__Given exercise__. Write only the number of lines holding the string "sketchbook".

-------

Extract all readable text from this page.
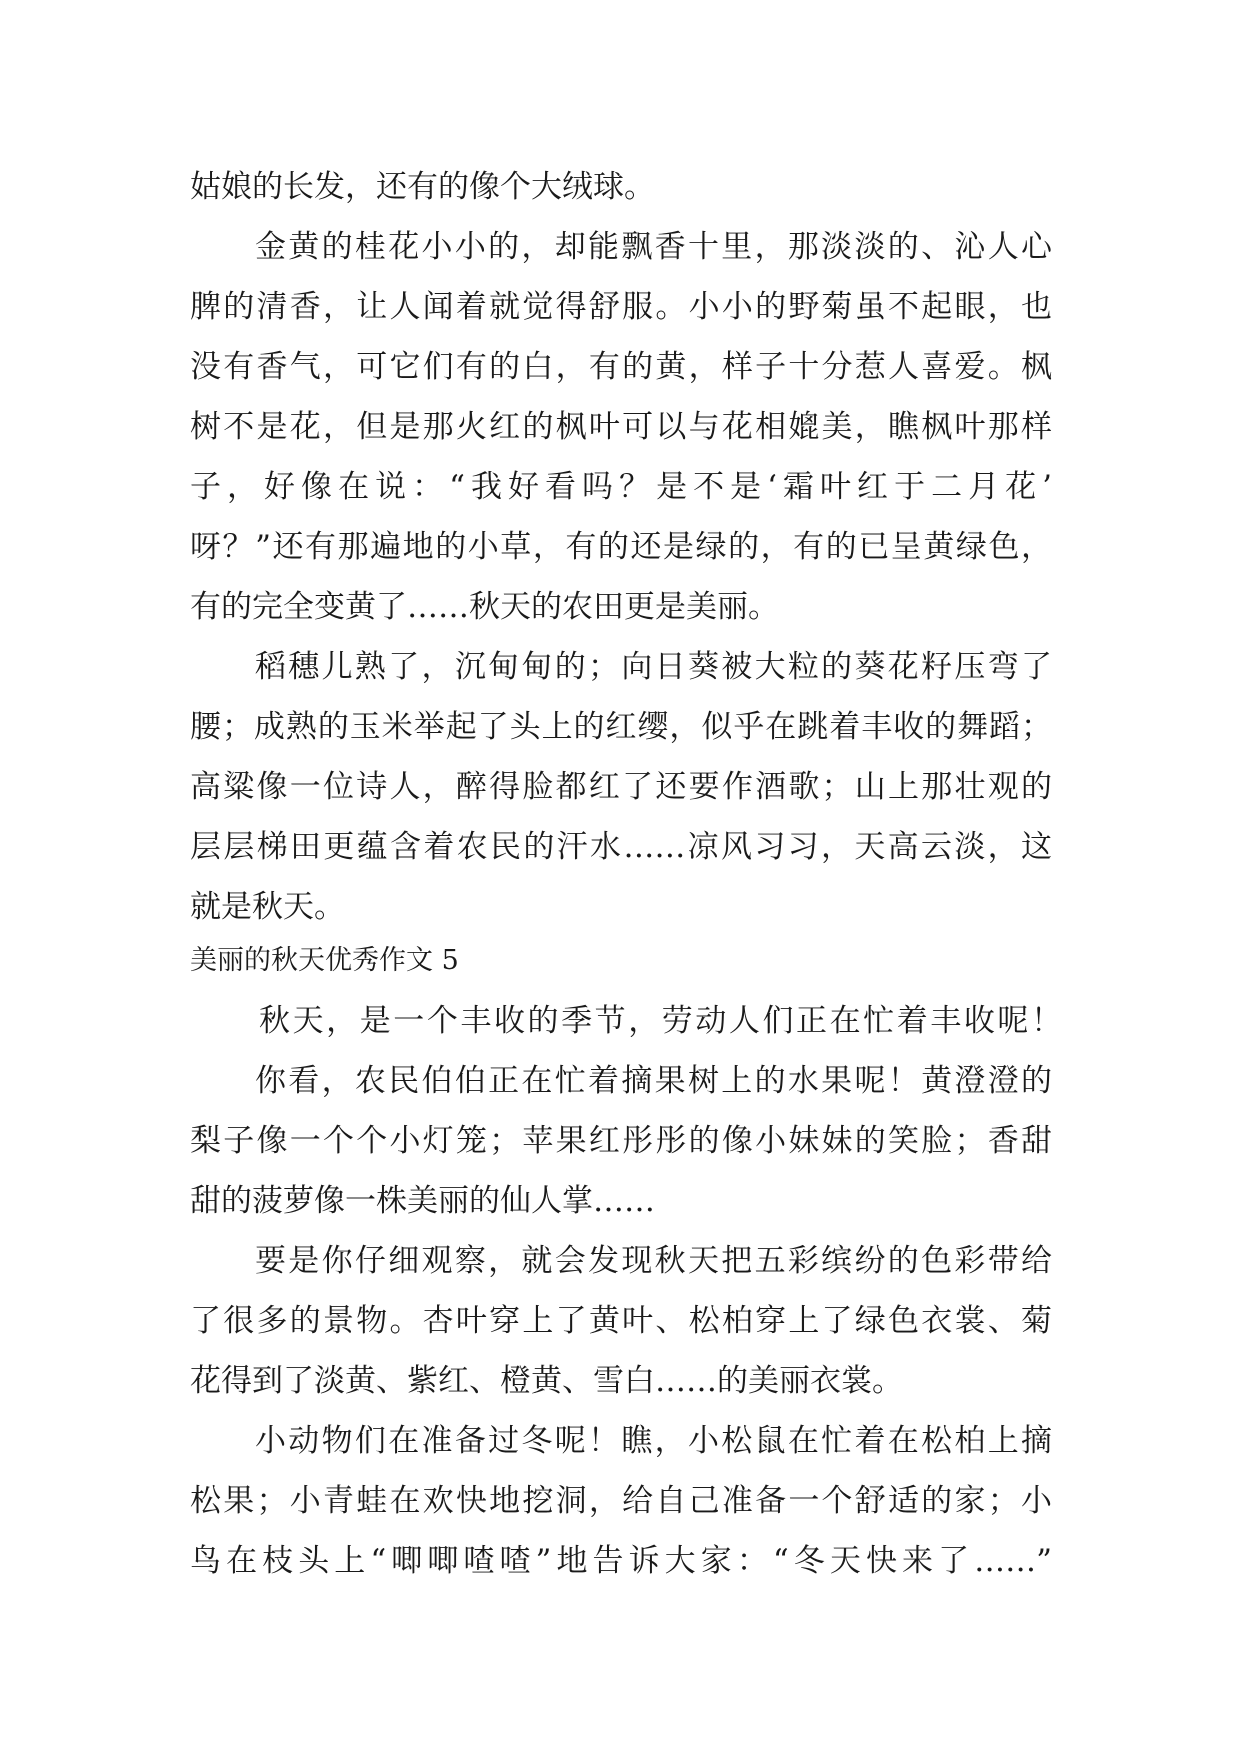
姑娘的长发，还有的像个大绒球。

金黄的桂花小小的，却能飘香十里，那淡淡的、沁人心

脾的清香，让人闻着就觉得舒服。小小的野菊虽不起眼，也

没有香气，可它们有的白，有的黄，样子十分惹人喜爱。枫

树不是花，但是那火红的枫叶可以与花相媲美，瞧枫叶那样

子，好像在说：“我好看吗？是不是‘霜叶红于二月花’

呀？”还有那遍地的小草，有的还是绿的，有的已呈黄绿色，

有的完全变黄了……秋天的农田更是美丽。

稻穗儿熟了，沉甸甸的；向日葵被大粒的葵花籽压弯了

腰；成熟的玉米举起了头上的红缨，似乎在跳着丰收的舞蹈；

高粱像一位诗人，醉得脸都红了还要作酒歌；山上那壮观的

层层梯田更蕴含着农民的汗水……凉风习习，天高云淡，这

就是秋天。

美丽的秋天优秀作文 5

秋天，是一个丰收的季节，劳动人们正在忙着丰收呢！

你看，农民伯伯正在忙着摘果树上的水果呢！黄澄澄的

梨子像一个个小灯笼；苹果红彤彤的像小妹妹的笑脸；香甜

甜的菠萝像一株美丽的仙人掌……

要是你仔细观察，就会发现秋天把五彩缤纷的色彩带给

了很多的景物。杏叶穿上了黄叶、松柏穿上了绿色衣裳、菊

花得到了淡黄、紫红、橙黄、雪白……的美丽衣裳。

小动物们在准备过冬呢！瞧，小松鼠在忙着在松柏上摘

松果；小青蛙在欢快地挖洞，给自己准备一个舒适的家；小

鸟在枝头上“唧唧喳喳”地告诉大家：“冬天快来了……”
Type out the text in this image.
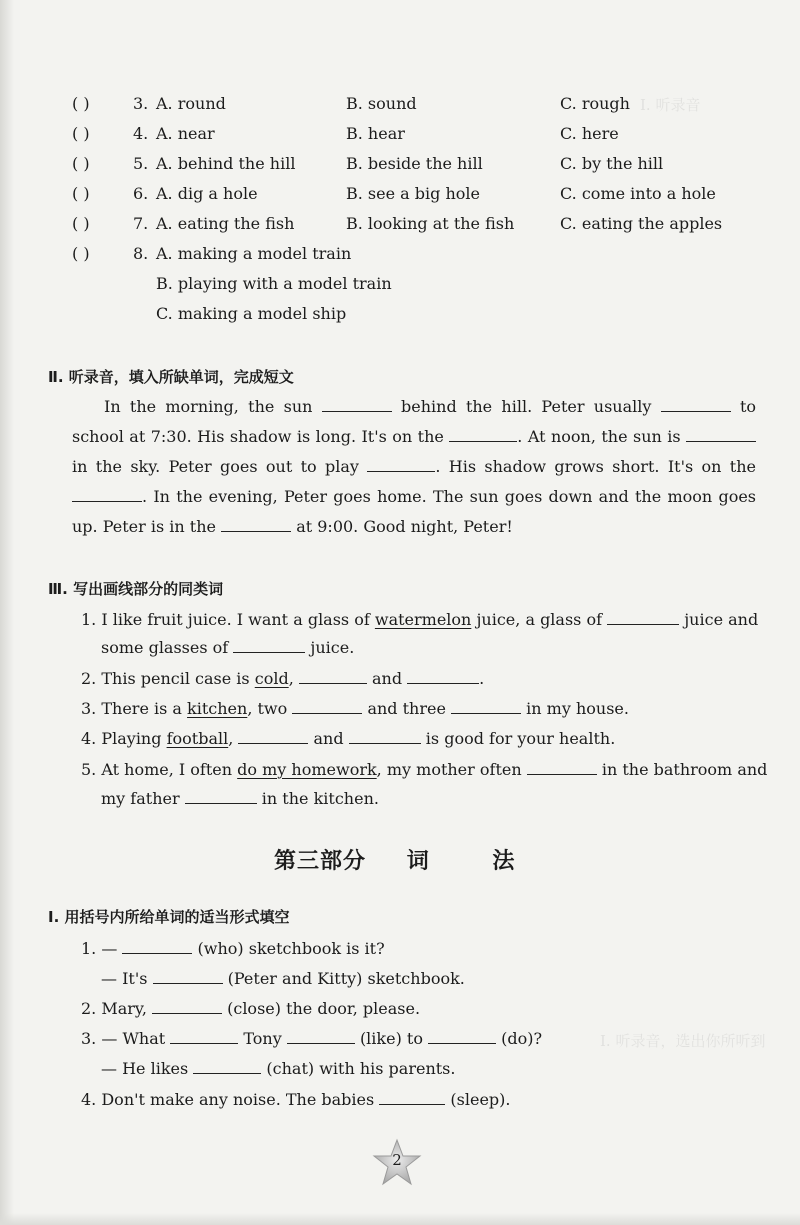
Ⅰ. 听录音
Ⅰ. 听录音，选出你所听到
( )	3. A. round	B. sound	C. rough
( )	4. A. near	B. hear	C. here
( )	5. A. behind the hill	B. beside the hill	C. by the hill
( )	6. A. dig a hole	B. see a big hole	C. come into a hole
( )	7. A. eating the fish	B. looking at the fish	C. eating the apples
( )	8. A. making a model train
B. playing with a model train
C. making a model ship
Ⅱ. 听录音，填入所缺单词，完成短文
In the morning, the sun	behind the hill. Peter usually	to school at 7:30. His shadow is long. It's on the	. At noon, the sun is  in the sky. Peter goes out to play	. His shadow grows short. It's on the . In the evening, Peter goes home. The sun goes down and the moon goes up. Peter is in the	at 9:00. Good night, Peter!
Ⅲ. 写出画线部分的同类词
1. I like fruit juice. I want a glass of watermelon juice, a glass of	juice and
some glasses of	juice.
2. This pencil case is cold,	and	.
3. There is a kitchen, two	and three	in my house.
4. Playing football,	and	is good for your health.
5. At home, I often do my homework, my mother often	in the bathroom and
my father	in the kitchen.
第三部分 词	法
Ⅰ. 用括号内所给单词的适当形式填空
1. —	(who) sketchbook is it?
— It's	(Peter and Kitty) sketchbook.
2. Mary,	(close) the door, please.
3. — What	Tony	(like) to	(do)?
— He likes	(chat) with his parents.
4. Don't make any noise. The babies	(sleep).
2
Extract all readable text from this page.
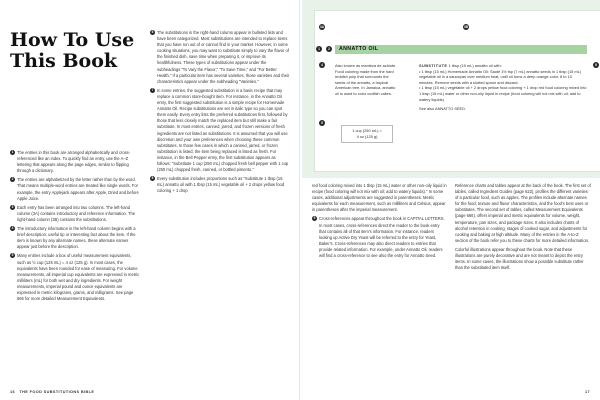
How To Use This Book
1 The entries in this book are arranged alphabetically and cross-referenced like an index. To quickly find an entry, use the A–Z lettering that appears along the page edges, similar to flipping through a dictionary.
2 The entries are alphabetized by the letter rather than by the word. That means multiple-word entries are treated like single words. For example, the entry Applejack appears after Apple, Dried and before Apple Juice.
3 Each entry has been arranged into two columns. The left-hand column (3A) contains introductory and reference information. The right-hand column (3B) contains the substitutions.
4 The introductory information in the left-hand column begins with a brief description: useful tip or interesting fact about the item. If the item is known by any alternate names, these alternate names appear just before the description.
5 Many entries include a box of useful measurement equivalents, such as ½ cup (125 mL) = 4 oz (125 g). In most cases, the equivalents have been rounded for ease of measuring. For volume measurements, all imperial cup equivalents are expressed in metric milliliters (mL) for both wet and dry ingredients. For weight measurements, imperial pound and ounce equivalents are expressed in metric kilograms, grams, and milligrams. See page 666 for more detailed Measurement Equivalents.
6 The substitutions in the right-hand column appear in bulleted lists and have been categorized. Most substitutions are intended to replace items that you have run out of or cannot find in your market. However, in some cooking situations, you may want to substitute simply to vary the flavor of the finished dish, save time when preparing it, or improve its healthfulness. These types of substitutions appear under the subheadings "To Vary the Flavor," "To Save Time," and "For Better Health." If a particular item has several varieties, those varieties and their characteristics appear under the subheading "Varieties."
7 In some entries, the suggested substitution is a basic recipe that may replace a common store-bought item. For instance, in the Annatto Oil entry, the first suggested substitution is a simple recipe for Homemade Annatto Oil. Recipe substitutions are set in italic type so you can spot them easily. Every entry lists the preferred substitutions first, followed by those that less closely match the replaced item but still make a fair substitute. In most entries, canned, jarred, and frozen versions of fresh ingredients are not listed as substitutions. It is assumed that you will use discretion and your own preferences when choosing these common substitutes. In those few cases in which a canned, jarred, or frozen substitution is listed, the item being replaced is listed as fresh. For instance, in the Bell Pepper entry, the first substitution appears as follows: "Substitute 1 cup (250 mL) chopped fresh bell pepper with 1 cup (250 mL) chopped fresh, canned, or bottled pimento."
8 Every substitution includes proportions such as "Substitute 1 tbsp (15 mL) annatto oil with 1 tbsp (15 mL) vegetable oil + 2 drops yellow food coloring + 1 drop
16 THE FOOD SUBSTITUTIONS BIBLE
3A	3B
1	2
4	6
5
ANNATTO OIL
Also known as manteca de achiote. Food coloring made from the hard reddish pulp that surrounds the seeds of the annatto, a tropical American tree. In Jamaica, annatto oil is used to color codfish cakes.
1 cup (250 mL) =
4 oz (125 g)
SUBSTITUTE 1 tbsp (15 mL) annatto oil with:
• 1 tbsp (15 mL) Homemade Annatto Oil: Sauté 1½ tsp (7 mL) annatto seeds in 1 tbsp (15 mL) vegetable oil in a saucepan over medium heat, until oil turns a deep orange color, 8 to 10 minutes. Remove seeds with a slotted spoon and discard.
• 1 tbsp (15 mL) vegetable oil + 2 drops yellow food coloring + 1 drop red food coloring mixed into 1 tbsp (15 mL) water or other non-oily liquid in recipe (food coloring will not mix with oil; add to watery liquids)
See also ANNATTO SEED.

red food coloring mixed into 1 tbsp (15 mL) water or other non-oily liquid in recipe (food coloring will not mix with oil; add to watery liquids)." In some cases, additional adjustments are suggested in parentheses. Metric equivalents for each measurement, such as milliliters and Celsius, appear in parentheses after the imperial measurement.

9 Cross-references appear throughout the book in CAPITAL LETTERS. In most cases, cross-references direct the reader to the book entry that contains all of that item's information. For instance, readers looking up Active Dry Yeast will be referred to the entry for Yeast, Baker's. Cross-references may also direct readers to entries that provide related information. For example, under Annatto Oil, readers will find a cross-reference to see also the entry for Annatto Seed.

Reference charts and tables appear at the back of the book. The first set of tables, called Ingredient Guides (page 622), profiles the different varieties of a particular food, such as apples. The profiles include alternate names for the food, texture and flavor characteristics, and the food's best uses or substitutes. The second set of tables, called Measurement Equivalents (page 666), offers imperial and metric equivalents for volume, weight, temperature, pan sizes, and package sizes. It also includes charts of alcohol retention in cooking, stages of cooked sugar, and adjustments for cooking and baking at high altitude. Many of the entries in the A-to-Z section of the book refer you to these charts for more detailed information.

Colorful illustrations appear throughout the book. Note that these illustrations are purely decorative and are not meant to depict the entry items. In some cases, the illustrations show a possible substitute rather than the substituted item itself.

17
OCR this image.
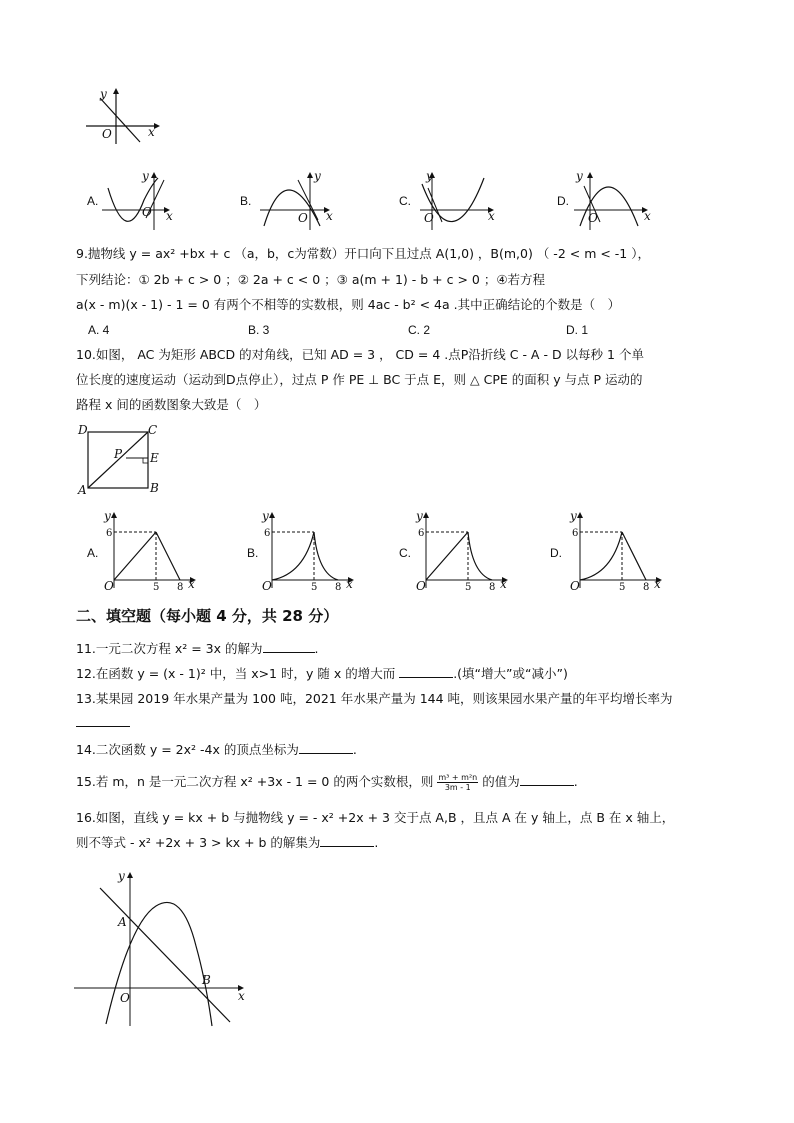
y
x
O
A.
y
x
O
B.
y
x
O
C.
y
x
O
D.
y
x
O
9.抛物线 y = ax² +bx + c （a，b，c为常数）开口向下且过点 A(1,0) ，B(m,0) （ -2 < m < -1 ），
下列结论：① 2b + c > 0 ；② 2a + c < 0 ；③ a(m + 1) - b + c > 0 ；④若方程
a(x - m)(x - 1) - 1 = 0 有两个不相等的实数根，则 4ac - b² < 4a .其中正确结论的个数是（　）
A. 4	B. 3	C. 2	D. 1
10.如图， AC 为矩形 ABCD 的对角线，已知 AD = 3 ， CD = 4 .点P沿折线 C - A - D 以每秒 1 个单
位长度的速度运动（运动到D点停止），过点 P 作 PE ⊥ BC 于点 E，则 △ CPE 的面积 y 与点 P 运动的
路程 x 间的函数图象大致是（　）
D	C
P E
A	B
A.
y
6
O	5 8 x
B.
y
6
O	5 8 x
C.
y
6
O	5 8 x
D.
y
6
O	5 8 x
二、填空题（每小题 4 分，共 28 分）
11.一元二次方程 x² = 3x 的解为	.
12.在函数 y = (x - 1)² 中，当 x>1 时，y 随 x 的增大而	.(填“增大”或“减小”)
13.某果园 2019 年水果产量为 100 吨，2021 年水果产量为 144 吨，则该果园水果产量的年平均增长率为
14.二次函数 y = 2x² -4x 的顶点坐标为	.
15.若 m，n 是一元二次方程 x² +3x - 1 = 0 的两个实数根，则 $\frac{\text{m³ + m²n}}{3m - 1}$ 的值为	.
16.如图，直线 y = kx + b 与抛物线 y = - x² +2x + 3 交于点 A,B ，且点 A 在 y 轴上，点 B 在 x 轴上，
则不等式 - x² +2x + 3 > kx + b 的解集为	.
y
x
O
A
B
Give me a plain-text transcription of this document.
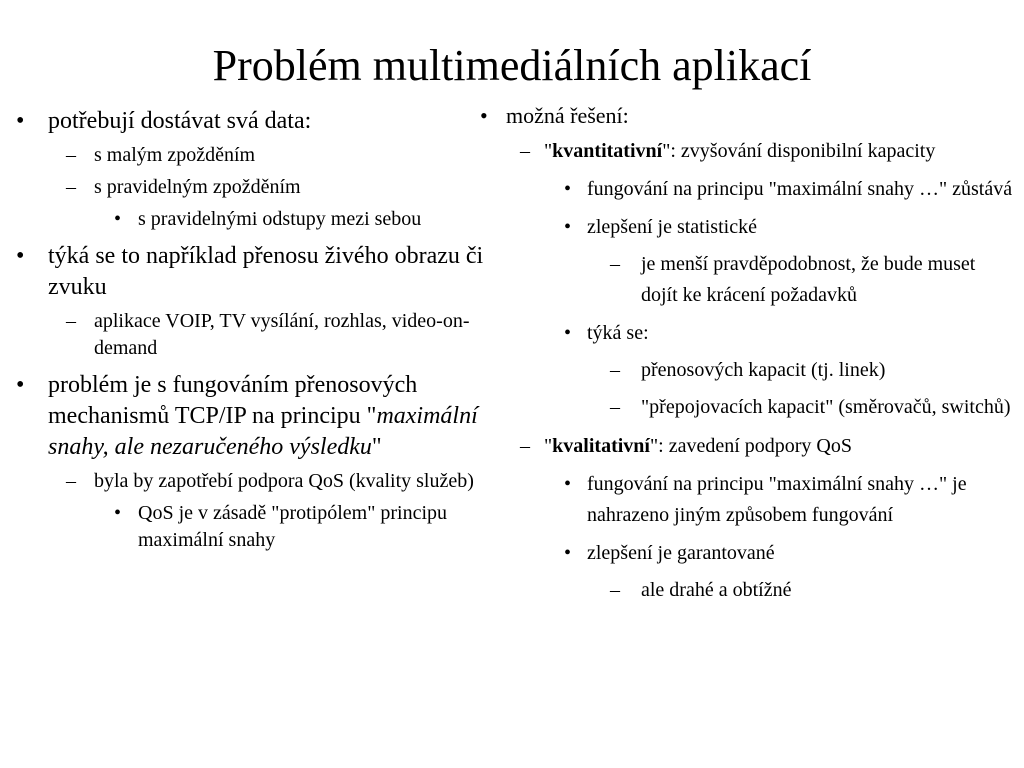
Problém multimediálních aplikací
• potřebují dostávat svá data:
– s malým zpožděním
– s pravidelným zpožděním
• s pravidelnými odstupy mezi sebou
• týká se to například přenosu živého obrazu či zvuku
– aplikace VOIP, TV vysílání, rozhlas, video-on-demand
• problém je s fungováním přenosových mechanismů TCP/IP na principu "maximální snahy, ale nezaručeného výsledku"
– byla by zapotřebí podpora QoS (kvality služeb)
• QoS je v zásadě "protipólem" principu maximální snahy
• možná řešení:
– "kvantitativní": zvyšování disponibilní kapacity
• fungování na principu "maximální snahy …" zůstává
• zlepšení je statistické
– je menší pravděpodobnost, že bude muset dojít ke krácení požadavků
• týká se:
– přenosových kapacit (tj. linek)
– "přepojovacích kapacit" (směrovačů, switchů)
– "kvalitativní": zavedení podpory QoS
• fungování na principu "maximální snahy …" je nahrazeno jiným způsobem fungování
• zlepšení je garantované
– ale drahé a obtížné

-------

__Answer for this exercise__. 2